Dataset entries
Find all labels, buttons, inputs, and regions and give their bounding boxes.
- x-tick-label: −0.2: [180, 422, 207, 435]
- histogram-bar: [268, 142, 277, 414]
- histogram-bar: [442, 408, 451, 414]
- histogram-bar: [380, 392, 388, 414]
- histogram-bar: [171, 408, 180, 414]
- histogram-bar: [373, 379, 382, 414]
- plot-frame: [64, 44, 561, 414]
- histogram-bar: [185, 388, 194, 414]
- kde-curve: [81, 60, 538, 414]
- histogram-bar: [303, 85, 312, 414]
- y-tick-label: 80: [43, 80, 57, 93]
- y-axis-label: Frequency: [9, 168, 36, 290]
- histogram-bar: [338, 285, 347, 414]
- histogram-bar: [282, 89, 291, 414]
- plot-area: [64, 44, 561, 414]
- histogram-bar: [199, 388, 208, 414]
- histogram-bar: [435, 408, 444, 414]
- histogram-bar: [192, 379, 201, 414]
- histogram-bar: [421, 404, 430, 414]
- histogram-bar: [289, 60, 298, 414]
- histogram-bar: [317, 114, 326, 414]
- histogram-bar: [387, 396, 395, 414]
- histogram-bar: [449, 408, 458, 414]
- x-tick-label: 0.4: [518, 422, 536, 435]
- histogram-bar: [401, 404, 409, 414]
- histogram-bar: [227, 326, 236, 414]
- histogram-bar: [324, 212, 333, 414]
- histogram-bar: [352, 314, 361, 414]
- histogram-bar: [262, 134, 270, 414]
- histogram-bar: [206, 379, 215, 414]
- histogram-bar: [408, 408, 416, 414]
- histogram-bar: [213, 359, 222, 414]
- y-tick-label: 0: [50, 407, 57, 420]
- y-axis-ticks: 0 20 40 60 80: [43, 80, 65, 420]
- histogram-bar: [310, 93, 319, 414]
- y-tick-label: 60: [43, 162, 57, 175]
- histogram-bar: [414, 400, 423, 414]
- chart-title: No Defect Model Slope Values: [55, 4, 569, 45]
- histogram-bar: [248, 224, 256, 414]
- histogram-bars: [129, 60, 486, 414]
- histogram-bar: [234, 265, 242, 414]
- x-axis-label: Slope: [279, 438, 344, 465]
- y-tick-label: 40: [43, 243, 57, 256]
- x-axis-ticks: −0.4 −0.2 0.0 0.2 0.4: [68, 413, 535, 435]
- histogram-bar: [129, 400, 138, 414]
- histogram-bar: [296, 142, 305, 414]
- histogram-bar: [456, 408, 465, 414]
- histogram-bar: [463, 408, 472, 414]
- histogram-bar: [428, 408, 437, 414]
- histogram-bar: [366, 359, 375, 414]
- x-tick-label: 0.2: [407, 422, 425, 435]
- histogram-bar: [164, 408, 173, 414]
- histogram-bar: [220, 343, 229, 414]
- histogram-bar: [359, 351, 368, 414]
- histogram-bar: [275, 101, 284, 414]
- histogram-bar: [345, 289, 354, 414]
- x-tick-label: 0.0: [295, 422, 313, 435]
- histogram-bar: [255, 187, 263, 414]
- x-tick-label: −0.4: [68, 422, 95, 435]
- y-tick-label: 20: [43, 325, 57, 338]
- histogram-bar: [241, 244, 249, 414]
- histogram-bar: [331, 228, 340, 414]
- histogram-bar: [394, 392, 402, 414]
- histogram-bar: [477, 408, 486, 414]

# [Problem]
Rewrite every line of the data above as a numbered list, omitting any blank lines.

# [Written answer]
1. Find all labels, buttons, inputs, and regions and give their bounding boxes.
2. - x-tick-label: −0.2: [180, 422, 207, 435]
3. - histogram-bar: [268, 142, 277, 414]
4. - histogram-bar: [442, 408, 451, 414]
5. - histogram-bar: [380, 392, 388, 414]
6. - histogram-bar: [171, 408, 180, 414]
7. - histogram-bar: [373, 379, 382, 414]
8. - plot-frame: [64, 44, 561, 414]
9. - histogram-bar: [185, 388, 194, 414]
10. - kde-curve: [81, 60, 538, 414]
11. - histogram-bar: [303, 85, 312, 414]
12. - y-tick-label: 80: [43, 80, 57, 93]
13. - y-axis-label: Frequency: [9, 168, 36, 290]
14. - histogram-bar: [338, 285, 347, 414]
15. - histogram-bar: [282, 89, 291, 414]
16. - plot-area: [64, 44, 561, 414]
17. - histogram-bar: [199, 388, 208, 414]
18. - histogram-bar: [435, 408, 444, 414]
19. - histogram-bar: [192, 379, 201, 414]
20. - histogram-bar: [421, 404, 430, 414]
21. - histogram-bar: [289, 60, 298, 414]
22. - histogram-bar: [317, 114, 326, 414]
23. - histogram-bar: [387, 396, 395, 414]
24. - histogram-bar: [449, 408, 458, 414]
25. - x-tick-label: 0.4: [518, 422, 536, 435]
26. - histogram-bar: [401, 404, 409, 414]
27. - histogram-bar: [227, 326, 236, 414]
28. - histogram-bar: [324, 212, 333, 414]
29. - histogram-bar: [352, 314, 361, 414]
30. - histogram-bar: [262, 134, 270, 414]
31. - histogram-bar: [206, 379, 215, 414]
32. - histogram-bar: [408, 408, 416, 414]
33. - histogram-bar: [213, 359, 222, 414]
34. - y-tick-label: 0: [50, 407, 57, 420]
35. - y-axis-ticks: 0 20 40 60 80: [43, 80, 65, 420]
36. - histogram-bar: [310, 93, 319, 414]
37. - y-tick-label: 60: [43, 162, 57, 175]
38. - histogram-bar: [414, 400, 423, 414]
39. - chart-title: No Defect Model Slope Values: [55, 4, 569, 45]
40. - histogram-bar: [248, 224, 256, 414]
41. - histogram-bars: [129, 60, 486, 414]
42. - histogram-bar: [234, 265, 242, 414]
43. - x-axis-label: Slope: [279, 438, 344, 465]
44. - y-tick-label: 40: [43, 243, 57, 256]
45. - x-axis-ticks: −0.4 −0.2 0.0 0.2 0.4: [68, 413, 535, 435]
46. - histogram-bar: [129, 400, 138, 414]
47. - histogram-bar: [296, 142, 305, 414]
48. - histogram-bar: [456, 408, 465, 414]
49. - histogram-bar: [463, 408, 472, 414]
50. - histogram-bar: [428, 408, 437, 414]
51. - histogram-bar: [366, 359, 375, 414]
52. - x-tick-label: 0.2: [407, 422, 425, 435]
53. - histogram-bar: [164, 408, 173, 414]
54. - histogram-bar: [220, 343, 229, 414]
55. - histogram-bar: [359, 351, 368, 414]
56. - histogram-bar: [275, 101, 284, 414]
57. - histogram-bar: [345, 289, 354, 414]
58. - x-tick-label: 0.0: [295, 422, 313, 435]
59. - histogram-bar: [255, 187, 263, 414]
60. - x-tick-label: −0.4: [68, 422, 95, 435]
61. - y-tick-label: 20: [43, 325, 57, 338]
62. - histogram-bar: [241, 244, 249, 414]
63. - histogram-bar: [331, 228, 340, 414]
64. - histogram-bar: [394, 392, 402, 414]
65. - histogram-bar: [477, 408, 486, 414]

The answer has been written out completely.